§ Your task: Set the listing down again in full, word for word, with the pictures left out.

§ Records for this exercise:
----

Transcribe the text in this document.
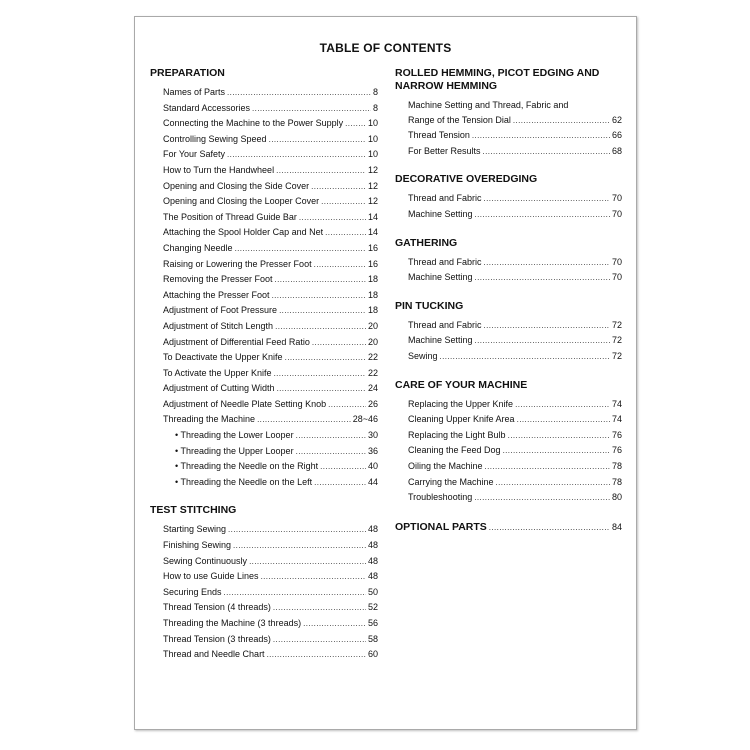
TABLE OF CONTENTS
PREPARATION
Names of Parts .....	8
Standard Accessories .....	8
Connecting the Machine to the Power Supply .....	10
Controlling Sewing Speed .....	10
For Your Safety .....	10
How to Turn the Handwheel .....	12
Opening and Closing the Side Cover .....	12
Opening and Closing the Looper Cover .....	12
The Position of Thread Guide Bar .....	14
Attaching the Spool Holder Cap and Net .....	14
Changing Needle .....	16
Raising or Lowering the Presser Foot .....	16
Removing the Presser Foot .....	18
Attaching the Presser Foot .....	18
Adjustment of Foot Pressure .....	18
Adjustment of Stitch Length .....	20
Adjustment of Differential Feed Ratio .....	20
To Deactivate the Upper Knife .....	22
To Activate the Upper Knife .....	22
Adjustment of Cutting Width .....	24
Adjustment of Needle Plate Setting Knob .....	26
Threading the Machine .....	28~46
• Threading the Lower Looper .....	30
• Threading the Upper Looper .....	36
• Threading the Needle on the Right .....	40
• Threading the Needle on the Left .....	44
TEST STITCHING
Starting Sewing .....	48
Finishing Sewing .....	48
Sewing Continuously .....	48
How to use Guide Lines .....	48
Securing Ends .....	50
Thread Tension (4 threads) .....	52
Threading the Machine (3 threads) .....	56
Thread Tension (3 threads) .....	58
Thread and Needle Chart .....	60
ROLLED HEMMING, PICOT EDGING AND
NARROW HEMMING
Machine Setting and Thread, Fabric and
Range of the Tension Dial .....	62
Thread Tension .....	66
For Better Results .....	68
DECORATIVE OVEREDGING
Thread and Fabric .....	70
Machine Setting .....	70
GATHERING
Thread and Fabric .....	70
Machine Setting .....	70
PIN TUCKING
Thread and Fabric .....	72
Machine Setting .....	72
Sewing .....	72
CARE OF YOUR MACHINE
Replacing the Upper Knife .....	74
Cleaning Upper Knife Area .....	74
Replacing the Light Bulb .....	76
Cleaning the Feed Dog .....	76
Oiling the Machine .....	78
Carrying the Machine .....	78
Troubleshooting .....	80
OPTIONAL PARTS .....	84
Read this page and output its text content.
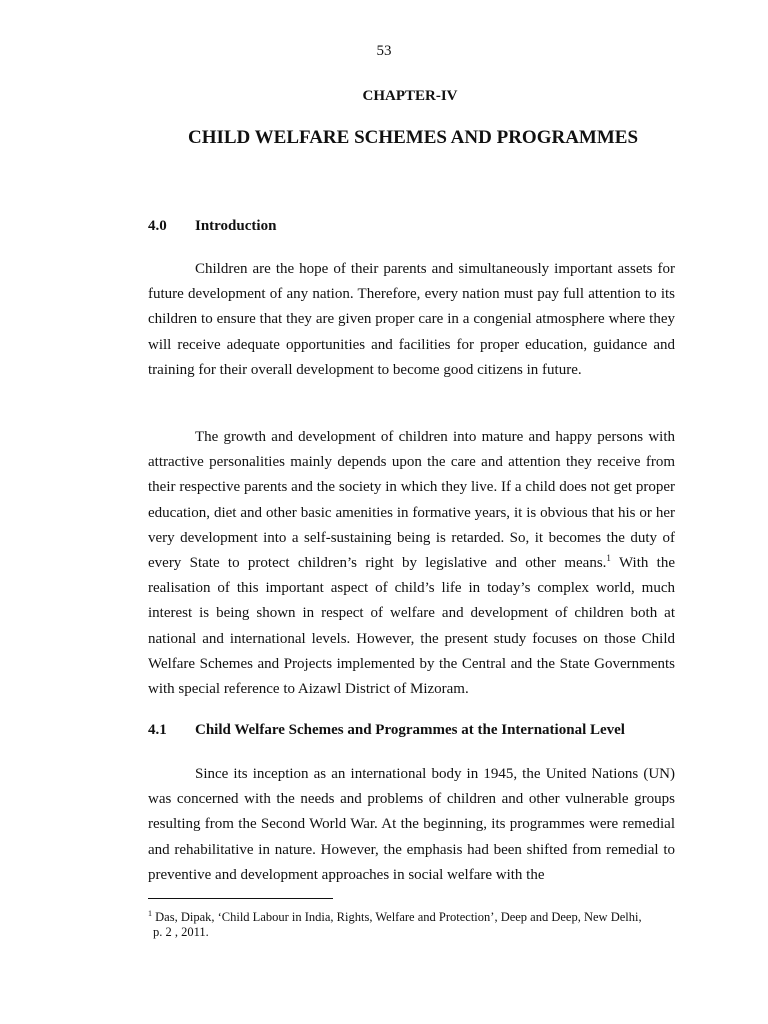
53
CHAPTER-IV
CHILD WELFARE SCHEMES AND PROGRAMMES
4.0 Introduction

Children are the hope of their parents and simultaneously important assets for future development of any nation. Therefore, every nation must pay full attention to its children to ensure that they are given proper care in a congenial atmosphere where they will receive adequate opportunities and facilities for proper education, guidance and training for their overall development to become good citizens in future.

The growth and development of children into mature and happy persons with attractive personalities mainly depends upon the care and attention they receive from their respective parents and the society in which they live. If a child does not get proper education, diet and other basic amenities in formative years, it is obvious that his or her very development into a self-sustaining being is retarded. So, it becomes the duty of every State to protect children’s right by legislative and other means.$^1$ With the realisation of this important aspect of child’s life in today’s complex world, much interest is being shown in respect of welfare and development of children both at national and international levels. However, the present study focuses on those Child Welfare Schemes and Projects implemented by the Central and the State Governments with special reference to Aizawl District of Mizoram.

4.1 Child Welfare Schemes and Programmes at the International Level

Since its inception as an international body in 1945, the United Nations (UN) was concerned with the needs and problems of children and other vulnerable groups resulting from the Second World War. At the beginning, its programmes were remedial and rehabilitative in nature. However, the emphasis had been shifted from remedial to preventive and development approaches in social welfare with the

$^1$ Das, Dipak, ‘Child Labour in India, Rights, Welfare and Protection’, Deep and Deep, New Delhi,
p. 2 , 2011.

----

§ Reply to the exercise:
Transcribe the text in this document.
TABLE OF CONTENTS
PREPARATION
Names of Parts .....	8
Standard Accessories .....	8
Connecting the Machine to the Power Supply .....	10
Controlling Sewing Speed .....	10
For Your Safety .....	10
How to Turn the Handwheel .....	12
Opening and Closing the Side Cover .....	12
Opening and Closing the Looper Cover .....	12
The Position of Thread Guide Bar .....	14
Attaching the Spool Holder Cap and Net .....	14
Changing Needle .....	16
Raising or Lowering the Presser Foot .....	16
Removing the Presser Foot .....	18
Attaching the Presser Foot .....	18
Adjustment of Foot Pressure .....	18
Adjustment of Stitch Length .....	20
Adjustment of Differential Feed Ratio .....	20
To Deactivate the Upper Knife .....	22
To Activate the Upper Knife .....	22
Adjustment of Cutting Width .....	24
Adjustment of Needle Plate Setting Knob .....	26
Threading the Machine .....	28~46
• Threading the Lower Looper .....	30
• Threading the Upper Looper .....	36
• Threading the Needle on the Right .....	40
• Threading the Needle on the Left .....	44
TEST STITCHING
Starting Sewing .....	48
Finishing Sewing .....	48
Sewing Continuously .....	48
How to use Guide Lines .....	48
Securing Ends .....	50
Thread Tension (4 threads) .....	52
Threading the Machine (3 threads) .....	56
Thread Tension (3 threads) .....	58
Thread and Needle Chart .....	60
ROLLED HEMMING, PICOT EDGING AND
NARROW HEMMING
Machine Setting and Thread, Fabric and
Range of the Tension Dial .....	62
Thread Tension .....	66
For Better Results .....	68
DECORATIVE OVEREDGING
Thread and Fabric .....	70
Machine Setting .....	70
GATHERING
Thread and Fabric .....	70
Machine Setting .....	70
PIN TUCKING
Thread and Fabric .....	72
Machine Setting .....	72
Sewing .....	72
CARE OF YOUR MACHINE
Replacing the Upper Knife .....	74
Cleaning Upper Knife Area .....	74
Replacing the Light Bulb .....	76
Cleaning the Feed Dog .....	76
Oiling the Machine .....	78
Carrying the Machine .....	78
Troubleshooting .....	80
OPTIONAL PARTS .....	84
Read this page and output its text content.
53
CHAPTER-IV
CHILD WELFARE SCHEMES AND PROGRAMMES
4.0 Introduction

Children are the hope of their parents and simultaneously important assets for future development of any nation. Therefore, every nation must pay full attention to its children to ensure that they are given proper care in a congenial atmosphere where they will receive adequate opportunities and facilities for proper education, guidance and training for their overall development to become good citizens in future.

The growth and development of children into mature and happy persons with attractive personalities mainly depends upon the care and attention they receive from their respective parents and the society in which they live. If a child does not get proper education, diet and other basic amenities in formative years, it is obvious that his or her very development into a self-sustaining being is retarded. So, it becomes the duty of every State to protect children’s right by legislative and other means.$^1$ With the realisation of this important aspect of child’s life in today’s complex world, much interest is being shown in respect of welfare and development of children both at national and international levels. However, the present study focuses on those Child Welfare Schemes and Projects implemented by the Central and the State Governments with special reference to Aizawl District of Mizoram.

4.1 Child Welfare Schemes and Programmes at the International Level

Since its inception as an international body in 1945, the United Nations (UN) was concerned with the needs and problems of children and other vulnerable groups resulting from the Second World War. At the beginning, its programmes were remedial and rehabilitative in nature. However, the emphasis had been shifted from remedial to preventive and development approaches in social welfare with the

$^1$ Das, Dipak, ‘Child Labour in India, Rights, Welfare and Protection’, Deep and Deep, New Delhi,
p. 2 , 2011.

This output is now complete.